▸ **EXERCISE DETAILS**
From the listing below, extract each entry exactly as written, minus the images.

▸ **SUPPLIED RECORDS**
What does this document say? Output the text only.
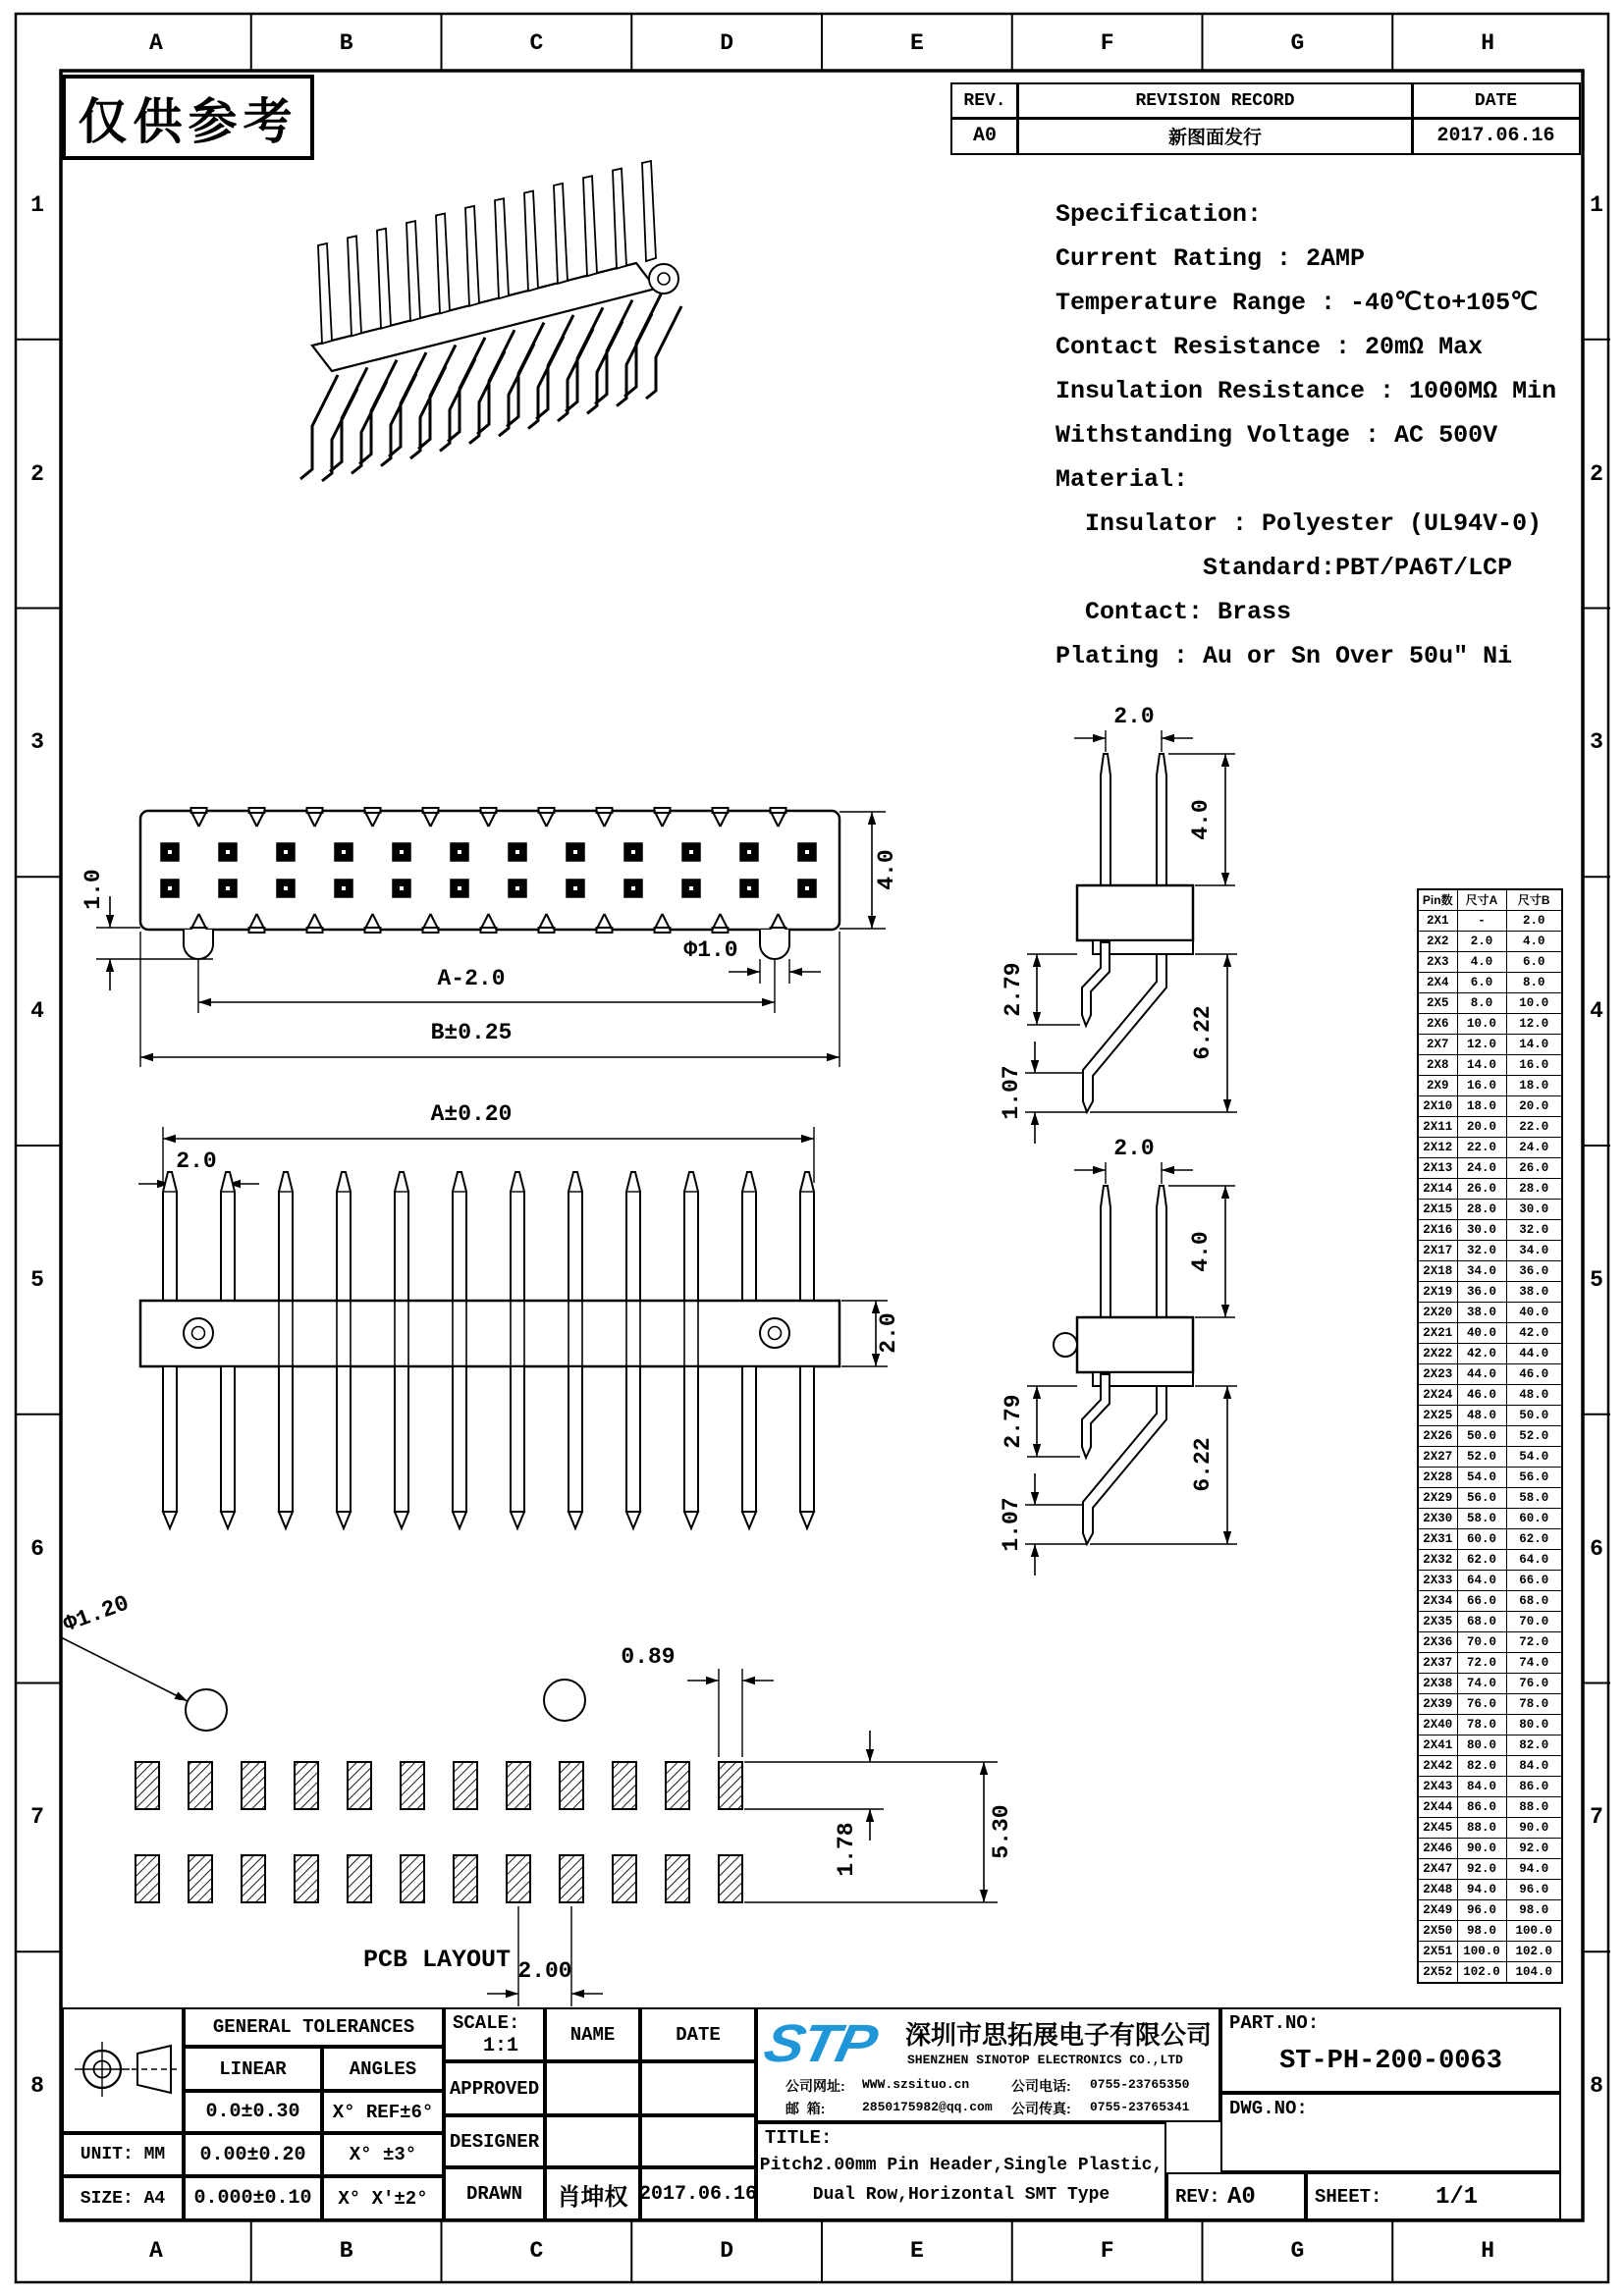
1.0	4.0
Φ1.0
A-2.0
B±0.25
A±0.20
2.0
2.0
2.0
4.0
2.79
6.22
1.07
2.0
4.0
2.79
6.22
1.07
Φ1.20
0.89
1.78	5.30
2.00
PCB LAYOUT
仅供参考	REV.	REVISION RECORD	DATE
A0	新图面发行	2017.06.16
Specification:
Current Rating : 2AMP
Temperature Range : -40℃to+105℃
Contact Resistance : 20mΩ Max
Insulation Resistance : 1000MΩ Min
Withstanding Voltage : AC 500V
Material:
Insulator : Polyester (UL94V-0)
Standard:PBT/PA6T/LCP
Contact: Brass
Plating : Au or Sn Over 50u″ Ni
Pin数	尺寸A	尺寸B
2X1	-	2.0
2X2	2.0	4.0
2X3	4.0	6.0
2X4	6.0	8.0
2X5	8.0	10.0
2X6	10.0	12.0
2X7	12.0	14.0
2X8	14.0	16.0
2X9	16.0	18.0
2X10	18.0	20.0
2X11	20.0	22.0
2X12	22.0	24.0
2X13	24.0	26.0
2X14	26.0	28.0
2X15	28.0	30.0
2X16	30.0	32.0
2X17	32.0	34.0
2X18	34.0	36.0
2X19	36.0	38.0
2X20	38.0	40.0
2X21	40.0	42.0
2X22	42.0	44.0
2X23	44.0	46.0
2X24	46.0	48.0
2X25	48.0	50.0
2X26	50.0	52.0
2X27	52.0	54.0
2X28	54.0	56.0
2X29	56.0	58.0
2X30	58.0	60.0
2X31	60.0	62.0
2X32	62.0	64.0
2X33	64.0	66.0
2X34	66.0	68.0
2X35	68.0	70.0
2X36	70.0	72.0
2X37	72.0	74.0
2X38	74.0	76.0
2X39	76.0	78.0
2X40	78.0	80.0
2X41	80.0	82.0
2X42	82.0	84.0
2X43	84.0	86.0
2X44	86.0	88.0
2X45	88.0	90.0
2X46	90.0	92.0
2X47	92.0	94.0
2X48	94.0	96.0
2X49	96.0	98.0
2X50	98.0	100.0
2X51	100.0	102.0
2X52	102.0	104.0
UNIT: MM
SIZE: A4
GENERAL TOLERANCES
LINEAR	ANGLES
0.0±0.30 X° REF±6°
0.00±0.20 X° ±3°
0.000±0.10 X° X'±2°
SCALE:
1:1
NAME	DATE
APPROVED
DESIGNER
DRAWN 肖坤权 2017.06.16
STP 深圳市思拓展电子有限公司
SHENZHEN SINOTOP ELECTRONICS CO.,LTD
公司网址: WWW.szsituo.cn	公司电话: 0755-23765350
邮  箱:	2850175982@qq.com 公司传真: 0755-23765341
TITLE:
Pitch2.00mm Pin Header,Single Plastic,
Dual Row,Horizontal SMT Type
PART.NO:
ST-PH-200-0063
DWG.NO:
REV: A0	SHEET: 1/1
A
A
B
B
C
C
D
D
E
E
F
F
G
G
H
H
1	1
2	2
3	3
4	4
5	5
6	6
7	7
8	8
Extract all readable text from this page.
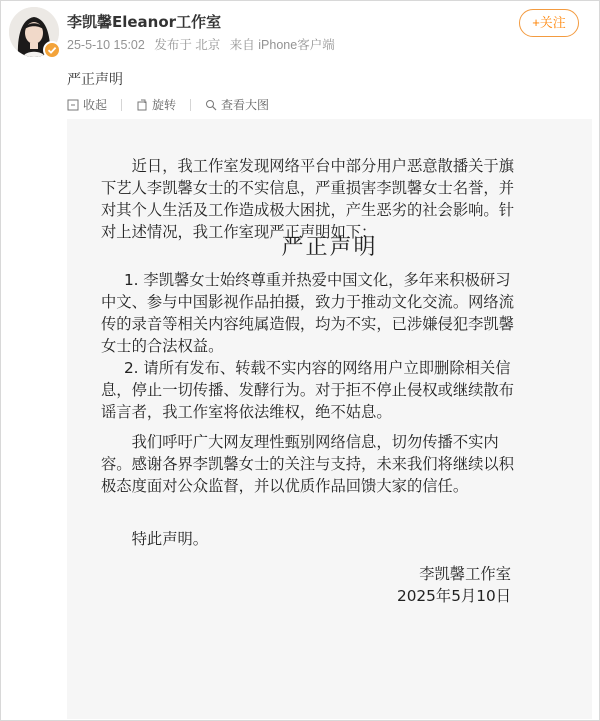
李凯馨Eleanor工作室
25-5-10 15:02 发布于 北京 来自 iPhone客户端
+关注
严正声明
收起	旋转	查看大图
严正声明
近日，我工作室发现网络平台中部分用户恶意散播关于旗下艺人李凯馨女士的不实信息，严重损害李凯馨女士名誉，并对其个人生活及工作造成极大困扰，产生恶劣的社会影响。针对上述情况，我工作室现严正声明如下：
1. 李凯馨女士始终尊重并热爱中国文化，多年来积极研习中文、参与中国影视作品拍摄，致力于推动文化交流。网络流传的录音等相关内容纯属造假，均为不实，已涉嫌侵犯李凯馨女士的合法权益。
2. 请所有发布、转载不实内容的网络用户立即删除相关信息，停止一切传播、发酵行为。对于拒不停止侵权或继续散布谣言者，我工作室将依法维权，绝不姑息。
我们呼吁广大网友理性甄别网络信息，切勿传播不实内容。感谢各界李凯馨女士的关注与支持，未来我们将继续以积极态度面对公众监督，并以优质作品回馈大家的信任。
特此声明。
李凯馨工作室
2025年5月10日
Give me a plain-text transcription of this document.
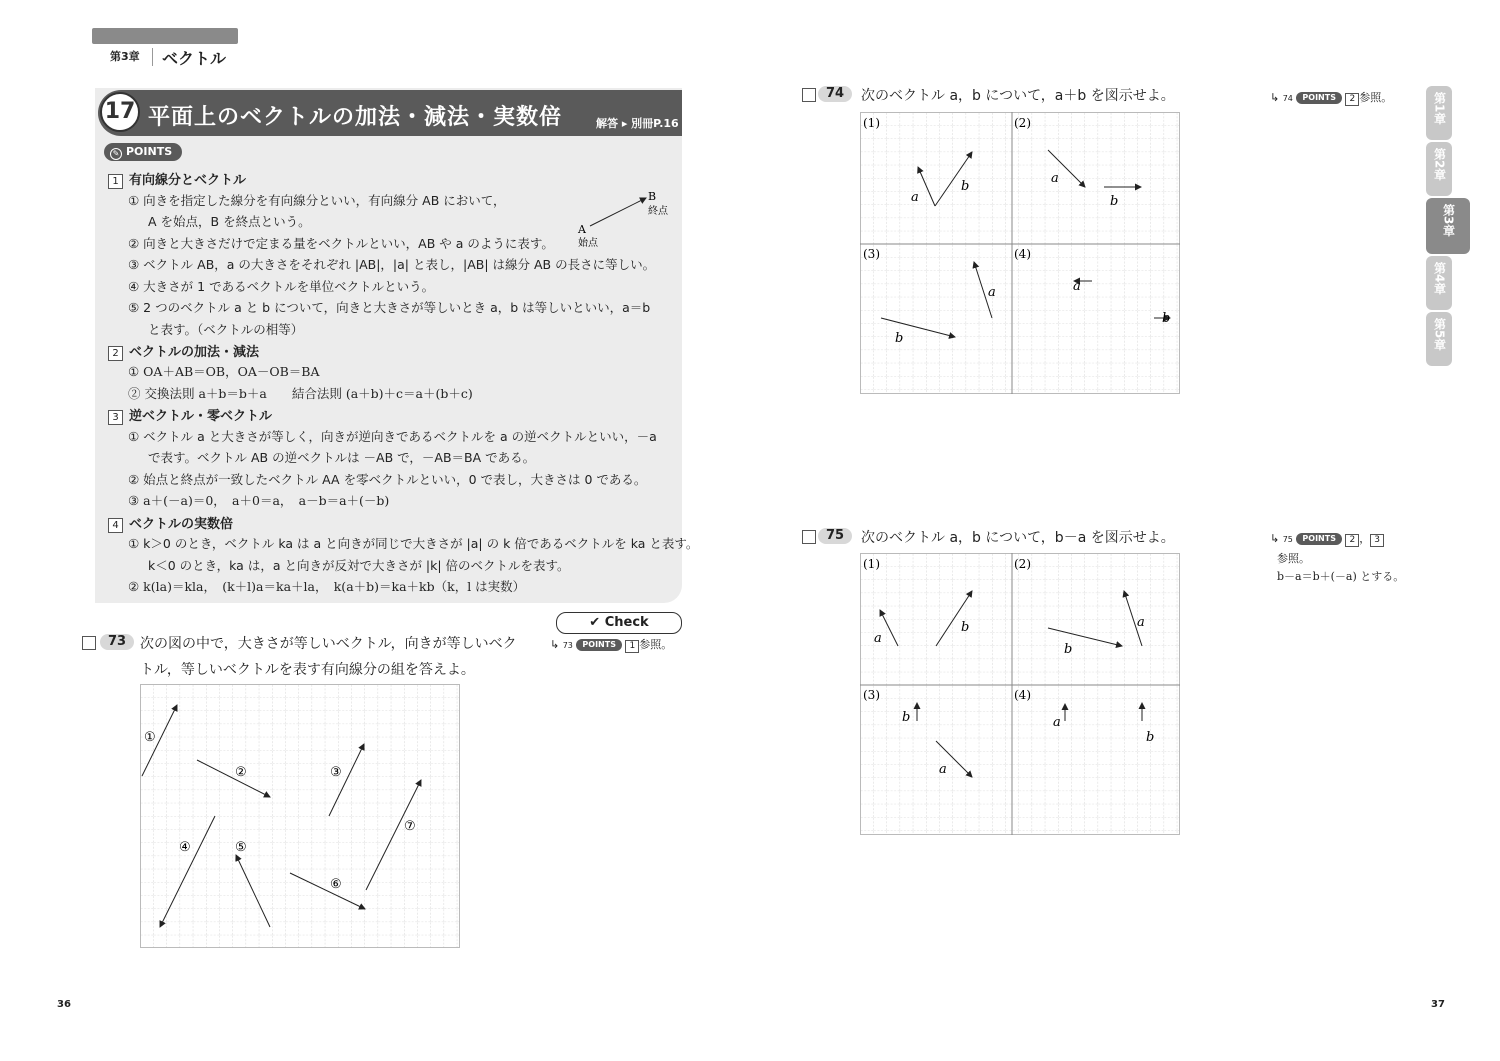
第3章 ベクトル
17 平面上のベクトルの加法・減法・実数倍	解答 ▸ 別冊P.16
✎ POINTS
1 有向線分とベクトル
① 向きを指定した線分を有向線分といい，有向線分 AB において，
A を始点，B を終点という。
② 向きと大きさだけで定まる量をベクトルといい，AB や a のように表す。
③ ベクトル AB，a の大きさをそれぞれ |AB|，|a| と表し，|AB| は線分 AB の長さに等しい。
④ 大きさが 1 であるベクトルを単位ベクトルという。
⑤ 2 つのベクトル a と b について，向きと大きさが等しいとき a，b は等しいといい，a＝b
と表す。（ベクトルの相等）
B
終点
A
始点
2 ベクトルの加法・減法
① OA＋AB＝OB，OA－OB＝BA
② 交換法則 a＋b＝b＋a　　結合法則 (a＋b)＋c＝a＋(b＋c)
3 逆ベクトル・零ベクトル
① ベクトル a と大きさが等しく，向きが逆向きであるベクトルを a の逆ベクトルといい，－a
で表す。ベクトル AB の逆ベクトルは －AB で，－AB＝BA である。
② 始点と終点が一致したベクトル AA を零ベクトルといい，0 で表し，大きさは 0 である。
③ a＋(－a)＝0，　a＋0＝a，　a－b＝a＋(－b)
4 ベクトルの実数倍
① k＞0 のとき，ベクトル ka は a と向きが同じで大きさが |a| の k 倍であるベクトルを ka と表す。
k＜0 のとき，ka は，a と向きが反対で大きさが |k| 倍のベクトルを表す。
② k(la)＝kla，　(k＋l)a＝ka＋la，　k(a＋b)＝ka＋kb（k，l は実数）
✔ Check
73 次の図の中で，大きさが等しいベクトル，向きが等しいベク
トル，等しいベクトルを表す有向線分の組を答えよ。
↳ 73 POINTS 1 参照。
①
②	③
④	⑤
⑥
⑦
36
74	次のベクトル a，b について，a＋b を図示せよ。	↳ 74 POINTS 2 参照。
(1)	(2)
(3)	(4)
a
b
a
b
a
b
a
b
75	次のベクトル a，b について，b－a を図示せよ。	↳ 75 POINTS 2 ， 3
参照。
b－a＝b＋(－a) とする。
(1)	(2)
(3)	(4)
a
b	a
b
a
b	a
b
第1章
第2章
第3章
第4章
第5章
37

▸ **ANSWER FOR THE TASK**
What does this document say? Output the text only.
1.0	4.0
Φ1.0
A-2.0
B±0.25
A±0.20
2.0
2.0
2.0
4.0
2.79
6.22
1.07
2.0
4.0
2.79
6.22
1.07
Φ1.20
0.89
1.78	5.30
2.00
PCB LAYOUT
仅供参考	REV.	REVISION RECORD	DATE
A0	新图面发行	2017.06.16
Specification:
Current Rating : 2AMP
Temperature Range : -40℃to+105℃
Contact Resistance : 20mΩ Max
Insulation Resistance : 1000MΩ Min
Withstanding Voltage : AC 500V
Material:
Insulator : Polyester (UL94V-0)
Standard:PBT/PA6T/LCP
Contact: Brass
Plating : Au or Sn Over 50u″ Ni
Pin数	尺寸A	尺寸B
2X1	-	2.0
2X2	2.0	4.0
2X3	4.0	6.0
2X4	6.0	8.0
2X5	8.0	10.0
2X6	10.0	12.0
2X7	12.0	14.0
2X8	14.0	16.0
2X9	16.0	18.0
2X10	18.0	20.0
2X11	20.0	22.0
2X12	22.0	24.0
2X13	24.0	26.0
2X14	26.0	28.0
2X15	28.0	30.0
2X16	30.0	32.0
2X17	32.0	34.0
2X18	34.0	36.0
2X19	36.0	38.0
2X20	38.0	40.0
2X21	40.0	42.0
2X22	42.0	44.0
2X23	44.0	46.0
2X24	46.0	48.0
2X25	48.0	50.0
2X26	50.0	52.0
2X27	52.0	54.0
2X28	54.0	56.0
2X29	56.0	58.0
2X30	58.0	60.0
2X31	60.0	62.0
2X32	62.0	64.0
2X33	64.0	66.0
2X34	66.0	68.0
2X35	68.0	70.0
2X36	70.0	72.0
2X37	72.0	74.0
2X38	74.0	76.0
2X39	76.0	78.0
2X40	78.0	80.0
2X41	80.0	82.0
2X42	82.0	84.0
2X43	84.0	86.0
2X44	86.0	88.0
2X45	88.0	90.0
2X46	90.0	92.0
2X47	92.0	94.0
2X48	94.0	96.0
2X49	96.0	98.0
2X50	98.0	100.0
2X51	100.0	102.0
2X52	102.0	104.0
UNIT: MM
SIZE: A4
GENERAL TOLERANCES
LINEAR	ANGLES
0.0±0.30 X° REF±6°
0.00±0.20 X° ±3°
0.000±0.10 X° X'±2°
SCALE:
1:1
NAME	DATE
APPROVED
DESIGNER
DRAWN 肖坤权 2017.06.16
STP 深圳市思拓展电子有限公司
SHENZHEN SINOTOP ELECTRONICS CO.,LTD
公司网址: WWW.szsituo.cn	公司电话: 0755-23765350
邮  箱:	2850175982@qq.com 公司传真: 0755-23765341
TITLE:
Pitch2.00mm Pin Header,Single Plastic,
Dual Row,Horizontal SMT Type
PART.NO:
ST-PH-200-0063
DWG.NO:
REV: A0	SHEET: 1/1
A
A
B
B
C
C
D
D
E
E
F
F
G
G
H
H
1	1
2	2
3	3
4	4
5	5
6	6
7	7
8	8
Extract all readable text from this page.
李凯馨Eleanor工作室
25-5-10 15:02 发布于 北京 来自 iPhone客户端
+关注
严正声明
收起	旋转	查看大图
严正声明
近日，我工作室发现网络平台中部分用户恶意散播关于旗下艺人李凯馨女士的不实信息，严重损害李凯馨女士名誉，并对其个人生活及工作造成极大困扰，产生恶劣的社会影响。针对上述情况，我工作室现严正声明如下：
1. 李凯馨女士始终尊重并热爱中国文化，多年来积极研习中文、参与中国影视作品拍摄，致力于推动文化交流。网络流传的录音等相关内容纯属造假，均为不实，已涉嫌侵犯李凯馨女士的合法权益。
2. 请所有发布、转载不实内容的网络用户立即删除相关信息，停止一切传播、发酵行为。对于拒不停止侵权或继续散布谣言者，我工作室将依法维权，绝不姑息。
我们呼吁广大网友理性甄别网络信息，切勿传播不实内容。感谢各界李凯馨女士的关注与支持，未来我们将继续以积极态度面对公众监督，并以优质作品回馈大家的信任。
特此声明。
李凯馨工作室
2025年5月10日
Give me a plain-text transcription of this document.
第3章 ベクトル
17 平面上のベクトルの加法・減法・実数倍	解答 ▸ 別冊P.16
✎ POINTS
1 有向線分とベクトル
① 向きを指定した線分を有向線分といい，有向線分 AB において，
A を始点，B を終点という。
② 向きと大きさだけで定まる量をベクトルといい，AB や a のように表す。
③ ベクトル AB，a の大きさをそれぞれ |AB|，|a| と表し，|AB| は線分 AB の長さに等しい。
④ 大きさが 1 であるベクトルを単位ベクトルという。
⑤ 2 つのベクトル a と b について，向きと大きさが等しいとき a，b は等しいといい，a＝b
と表す。（ベクトルの相等）
B
終点
A
始点
2 ベクトルの加法・減法
① OA＋AB＝OB，OA－OB＝BA
② 交換法則 a＋b＝b＋a　　結合法則 (a＋b)＋c＝a＋(b＋c)
3 逆ベクトル・零ベクトル
① ベクトル a と大きさが等しく，向きが逆向きであるベクトルを a の逆ベクトルといい，－a
で表す。ベクトル AB の逆ベクトルは －AB で，－AB＝BA である。
② 始点と終点が一致したベクトル AA を零ベクトルといい，0 で表し，大きさは 0 である。
③ a＋(－a)＝0，　a＋0＝a，　a－b＝a＋(－b)
4 ベクトルの実数倍
① k＞0 のとき，ベクトル ka は a と向きが同じで大きさが |a| の k 倍であるベクトルを ka と表す。
k＜0 のとき，ka は，a と向きが反対で大きさが |k| 倍のベクトルを表す。
② k(la)＝kla，　(k＋l)a＝ka＋la，　k(a＋b)＝ka＋kb（k，l は実数）
✔ Check
73 次の図の中で，大きさが等しいベクトル，向きが等しいベク
トル，等しいベクトルを表す有向線分の組を答えよ。
↳ 73 POINTS 1 参照。
①
②	③
④	⑤
⑥
⑦
36
74	次のベクトル a，b について，a＋b を図示せよ。	↳ 74 POINTS 2 参照。
(1)	(2)
(3)	(4)
a
b
a
b
a
b
a
b
75	次のベクトル a，b について，b－a を図示せよ。	↳ 75 POINTS 2 ， 3
参照。
b－a＝b＋(－a) とする。
(1)	(2)
(3)	(4)
a
b	a
b
a
b	a
b
第1章
第2章
第3章
第4章
第5章
37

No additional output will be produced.